Start of RECORD LIST
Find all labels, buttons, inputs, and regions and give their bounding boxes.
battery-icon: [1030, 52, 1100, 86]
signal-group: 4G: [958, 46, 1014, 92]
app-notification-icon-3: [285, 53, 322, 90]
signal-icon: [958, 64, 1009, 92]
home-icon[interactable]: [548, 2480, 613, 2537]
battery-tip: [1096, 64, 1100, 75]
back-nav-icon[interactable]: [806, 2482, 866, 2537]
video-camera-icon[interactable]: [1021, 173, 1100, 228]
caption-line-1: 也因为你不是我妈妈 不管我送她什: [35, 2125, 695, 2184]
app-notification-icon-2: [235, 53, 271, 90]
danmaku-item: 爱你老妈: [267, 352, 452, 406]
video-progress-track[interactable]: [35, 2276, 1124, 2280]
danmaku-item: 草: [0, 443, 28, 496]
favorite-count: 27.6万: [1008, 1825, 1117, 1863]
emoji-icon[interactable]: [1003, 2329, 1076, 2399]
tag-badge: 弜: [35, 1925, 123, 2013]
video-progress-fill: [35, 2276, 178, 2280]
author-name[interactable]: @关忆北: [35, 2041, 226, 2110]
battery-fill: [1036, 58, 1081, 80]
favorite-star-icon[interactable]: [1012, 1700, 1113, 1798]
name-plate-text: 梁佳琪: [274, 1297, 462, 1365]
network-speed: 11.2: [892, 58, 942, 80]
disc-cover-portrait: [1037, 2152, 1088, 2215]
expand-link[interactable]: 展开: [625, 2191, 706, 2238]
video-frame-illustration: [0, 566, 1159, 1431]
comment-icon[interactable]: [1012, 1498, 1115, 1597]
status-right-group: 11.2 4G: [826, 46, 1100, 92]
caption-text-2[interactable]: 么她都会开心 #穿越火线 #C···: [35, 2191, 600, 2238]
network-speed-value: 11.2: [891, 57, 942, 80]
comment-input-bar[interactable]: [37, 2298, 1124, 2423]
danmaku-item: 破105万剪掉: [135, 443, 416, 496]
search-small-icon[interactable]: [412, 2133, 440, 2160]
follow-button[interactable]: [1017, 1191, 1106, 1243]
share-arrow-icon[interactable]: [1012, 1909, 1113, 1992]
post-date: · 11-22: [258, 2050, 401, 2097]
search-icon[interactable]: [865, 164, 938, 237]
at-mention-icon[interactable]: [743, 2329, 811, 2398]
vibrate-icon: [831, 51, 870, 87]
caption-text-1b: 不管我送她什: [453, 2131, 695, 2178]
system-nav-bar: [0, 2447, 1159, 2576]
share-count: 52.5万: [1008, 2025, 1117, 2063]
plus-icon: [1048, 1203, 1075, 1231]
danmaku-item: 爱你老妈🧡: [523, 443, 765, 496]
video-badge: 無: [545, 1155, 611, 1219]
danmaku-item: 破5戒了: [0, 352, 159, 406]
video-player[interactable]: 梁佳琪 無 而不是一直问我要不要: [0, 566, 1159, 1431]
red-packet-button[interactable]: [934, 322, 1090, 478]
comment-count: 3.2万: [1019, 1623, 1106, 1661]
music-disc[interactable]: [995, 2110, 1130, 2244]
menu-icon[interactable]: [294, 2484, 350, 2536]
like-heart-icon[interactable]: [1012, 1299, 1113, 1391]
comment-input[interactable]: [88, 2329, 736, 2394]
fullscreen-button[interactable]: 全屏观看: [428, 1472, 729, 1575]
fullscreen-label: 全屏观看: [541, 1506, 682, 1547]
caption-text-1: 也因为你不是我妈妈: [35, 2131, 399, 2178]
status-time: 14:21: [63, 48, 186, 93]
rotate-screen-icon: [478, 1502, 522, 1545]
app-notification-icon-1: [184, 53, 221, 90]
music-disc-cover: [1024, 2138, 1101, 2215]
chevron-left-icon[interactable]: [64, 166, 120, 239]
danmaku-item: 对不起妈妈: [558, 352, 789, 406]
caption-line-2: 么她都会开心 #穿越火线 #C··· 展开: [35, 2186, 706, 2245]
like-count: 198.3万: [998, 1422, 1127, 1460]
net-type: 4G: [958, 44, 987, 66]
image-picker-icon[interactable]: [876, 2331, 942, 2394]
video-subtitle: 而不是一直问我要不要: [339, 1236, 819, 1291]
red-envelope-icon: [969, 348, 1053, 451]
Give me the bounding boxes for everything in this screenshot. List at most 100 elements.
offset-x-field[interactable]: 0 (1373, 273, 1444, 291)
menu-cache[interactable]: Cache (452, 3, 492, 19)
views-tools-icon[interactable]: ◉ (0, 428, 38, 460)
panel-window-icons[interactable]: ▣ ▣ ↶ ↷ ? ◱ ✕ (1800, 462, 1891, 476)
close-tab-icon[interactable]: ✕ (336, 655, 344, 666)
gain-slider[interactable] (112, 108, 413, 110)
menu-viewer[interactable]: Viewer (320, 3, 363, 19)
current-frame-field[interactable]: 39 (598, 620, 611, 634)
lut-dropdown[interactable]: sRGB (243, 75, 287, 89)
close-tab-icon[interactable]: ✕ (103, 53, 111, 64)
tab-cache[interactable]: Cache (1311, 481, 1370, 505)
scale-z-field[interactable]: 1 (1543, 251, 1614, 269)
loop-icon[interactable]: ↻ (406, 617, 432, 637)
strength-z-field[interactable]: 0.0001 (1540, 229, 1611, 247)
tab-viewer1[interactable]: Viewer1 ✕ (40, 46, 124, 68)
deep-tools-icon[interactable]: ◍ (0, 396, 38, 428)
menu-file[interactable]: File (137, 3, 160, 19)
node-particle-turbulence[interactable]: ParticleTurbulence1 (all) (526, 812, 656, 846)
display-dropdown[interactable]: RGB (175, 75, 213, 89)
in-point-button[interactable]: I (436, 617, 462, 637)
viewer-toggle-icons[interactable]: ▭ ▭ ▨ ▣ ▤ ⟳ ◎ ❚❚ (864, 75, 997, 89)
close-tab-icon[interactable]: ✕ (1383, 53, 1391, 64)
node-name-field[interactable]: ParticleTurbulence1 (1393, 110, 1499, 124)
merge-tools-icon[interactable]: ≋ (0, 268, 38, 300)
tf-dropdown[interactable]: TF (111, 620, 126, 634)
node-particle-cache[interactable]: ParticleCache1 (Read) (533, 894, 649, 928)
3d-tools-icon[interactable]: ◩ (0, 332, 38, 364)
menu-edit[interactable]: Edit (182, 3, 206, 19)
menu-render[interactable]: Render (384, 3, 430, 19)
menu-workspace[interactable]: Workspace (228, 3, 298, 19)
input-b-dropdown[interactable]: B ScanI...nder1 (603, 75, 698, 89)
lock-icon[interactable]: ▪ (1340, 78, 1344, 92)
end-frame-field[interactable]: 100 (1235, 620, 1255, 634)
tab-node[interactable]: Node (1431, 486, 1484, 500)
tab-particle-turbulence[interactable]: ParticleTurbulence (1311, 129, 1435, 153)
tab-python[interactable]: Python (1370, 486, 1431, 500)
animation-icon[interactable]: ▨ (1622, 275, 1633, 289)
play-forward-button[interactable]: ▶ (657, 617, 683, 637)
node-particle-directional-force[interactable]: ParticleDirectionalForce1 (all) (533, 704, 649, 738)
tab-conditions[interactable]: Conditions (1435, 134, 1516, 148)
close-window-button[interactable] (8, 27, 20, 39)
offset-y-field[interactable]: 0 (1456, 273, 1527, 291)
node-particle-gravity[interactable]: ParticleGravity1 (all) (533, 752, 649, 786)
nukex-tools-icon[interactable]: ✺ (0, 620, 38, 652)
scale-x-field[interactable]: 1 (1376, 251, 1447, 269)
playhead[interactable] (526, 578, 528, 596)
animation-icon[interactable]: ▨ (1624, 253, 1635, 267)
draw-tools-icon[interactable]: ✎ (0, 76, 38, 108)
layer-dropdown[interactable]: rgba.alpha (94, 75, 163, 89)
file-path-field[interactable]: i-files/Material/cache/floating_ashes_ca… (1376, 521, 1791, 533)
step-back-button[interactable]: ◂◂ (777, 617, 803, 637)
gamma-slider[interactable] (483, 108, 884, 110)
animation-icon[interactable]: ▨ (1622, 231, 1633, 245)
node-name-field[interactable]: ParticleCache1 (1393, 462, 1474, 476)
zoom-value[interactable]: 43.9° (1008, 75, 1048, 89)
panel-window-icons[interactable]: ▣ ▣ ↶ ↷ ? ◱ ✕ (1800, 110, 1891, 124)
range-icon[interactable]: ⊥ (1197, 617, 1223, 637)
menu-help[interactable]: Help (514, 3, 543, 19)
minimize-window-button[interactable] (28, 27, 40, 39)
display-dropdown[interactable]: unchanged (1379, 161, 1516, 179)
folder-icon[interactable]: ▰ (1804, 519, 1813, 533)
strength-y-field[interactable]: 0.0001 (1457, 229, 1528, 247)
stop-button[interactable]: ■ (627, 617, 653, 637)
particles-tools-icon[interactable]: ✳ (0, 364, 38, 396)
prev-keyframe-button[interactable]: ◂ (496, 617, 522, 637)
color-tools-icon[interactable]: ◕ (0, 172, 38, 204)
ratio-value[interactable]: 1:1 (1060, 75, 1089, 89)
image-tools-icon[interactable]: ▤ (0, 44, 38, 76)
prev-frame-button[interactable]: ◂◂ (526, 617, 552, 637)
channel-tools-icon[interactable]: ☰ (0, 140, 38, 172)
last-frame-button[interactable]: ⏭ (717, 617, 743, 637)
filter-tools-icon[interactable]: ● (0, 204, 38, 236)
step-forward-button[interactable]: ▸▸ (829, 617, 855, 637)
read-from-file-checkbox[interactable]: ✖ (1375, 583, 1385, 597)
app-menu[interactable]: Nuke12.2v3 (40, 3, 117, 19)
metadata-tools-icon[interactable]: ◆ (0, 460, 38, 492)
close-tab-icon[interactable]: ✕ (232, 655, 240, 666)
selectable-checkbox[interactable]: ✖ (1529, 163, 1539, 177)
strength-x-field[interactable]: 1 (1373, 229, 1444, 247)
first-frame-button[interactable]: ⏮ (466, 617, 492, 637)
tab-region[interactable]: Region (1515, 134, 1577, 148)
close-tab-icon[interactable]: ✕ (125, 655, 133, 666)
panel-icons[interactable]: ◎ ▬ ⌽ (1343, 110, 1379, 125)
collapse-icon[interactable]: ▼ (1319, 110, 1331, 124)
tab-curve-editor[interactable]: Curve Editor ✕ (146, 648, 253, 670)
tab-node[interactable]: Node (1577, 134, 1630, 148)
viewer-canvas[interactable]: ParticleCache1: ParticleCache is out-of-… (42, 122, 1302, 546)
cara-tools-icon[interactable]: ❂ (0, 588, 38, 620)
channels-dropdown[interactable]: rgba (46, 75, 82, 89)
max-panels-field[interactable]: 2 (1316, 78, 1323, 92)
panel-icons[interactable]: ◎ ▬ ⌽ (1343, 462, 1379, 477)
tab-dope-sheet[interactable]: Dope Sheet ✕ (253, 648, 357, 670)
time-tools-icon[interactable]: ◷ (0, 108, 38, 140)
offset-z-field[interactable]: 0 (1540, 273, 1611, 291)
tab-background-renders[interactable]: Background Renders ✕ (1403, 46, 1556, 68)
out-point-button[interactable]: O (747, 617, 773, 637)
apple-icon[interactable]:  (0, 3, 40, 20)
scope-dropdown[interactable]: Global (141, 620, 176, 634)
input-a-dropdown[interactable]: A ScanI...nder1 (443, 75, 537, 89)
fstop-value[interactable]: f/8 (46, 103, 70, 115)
End of RECORD LIST
# [WHAT YOU WILL DO]
Retype the listing character for character, starting at its first line and stopping after the line that contains "comment-input-bar[interactable]: [37, 2298, 1124, 2423]".

# [TASK RESULT]
Find all labels, buttons, inputs, and regions and give their bounding boxes.
battery-icon: [1030, 52, 1100, 86]
signal-group: 4G: [958, 46, 1014, 92]
app-notification-icon-3: [285, 53, 322, 90]
signal-icon: [958, 64, 1009, 92]
home-icon[interactable]: [548, 2480, 613, 2537]
battery-tip: [1096, 64, 1100, 75]
back-nav-icon[interactable]: [806, 2482, 866, 2537]
video-camera-icon[interactable]: [1021, 173, 1100, 228]
caption-line-1: 也因为你不是我妈妈 不管我送她什: [35, 2125, 695, 2184]
app-notification-icon-2: [235, 53, 271, 90]
danmaku-item: 爱你老妈: [267, 352, 452, 406]
video-progress-track[interactable]: [35, 2276, 1124, 2280]
danmaku-item: 草: [0, 443, 28, 496]
favorite-count: 27.6万: [1008, 1825, 1117, 1863]
emoji-icon[interactable]: [1003, 2329, 1076, 2399]
tag-badge: 弜: [35, 1925, 123, 2013]
video-progress-fill: [35, 2276, 178, 2280]
author-name[interactable]: @关忆北: [35, 2041, 226, 2110]
battery-fill: [1036, 58, 1081, 80]
favorite-star-icon[interactable]: [1012, 1700, 1113, 1798]
name-plate-text: 梁佳琪: [274, 1297, 462, 1365]
network-speed: 11.2: [892, 58, 942, 80]
disc-cover-portrait: [1037, 2152, 1088, 2215]
expand-link[interactable]: 展开: [625, 2191, 706, 2238]
video-frame-illustration: [0, 566, 1159, 1431]
comment-icon[interactable]: [1012, 1498, 1115, 1597]
status-right-group: 11.2 4G: [826, 46, 1100, 92]
caption-text-2[interactable]: 么她都会开心 #穿越火线 #C···: [35, 2191, 600, 2238]
network-speed-value: 11.2: [891, 57, 942, 80]
comment-input-bar[interactable]: [37, 2298, 1124, 2423]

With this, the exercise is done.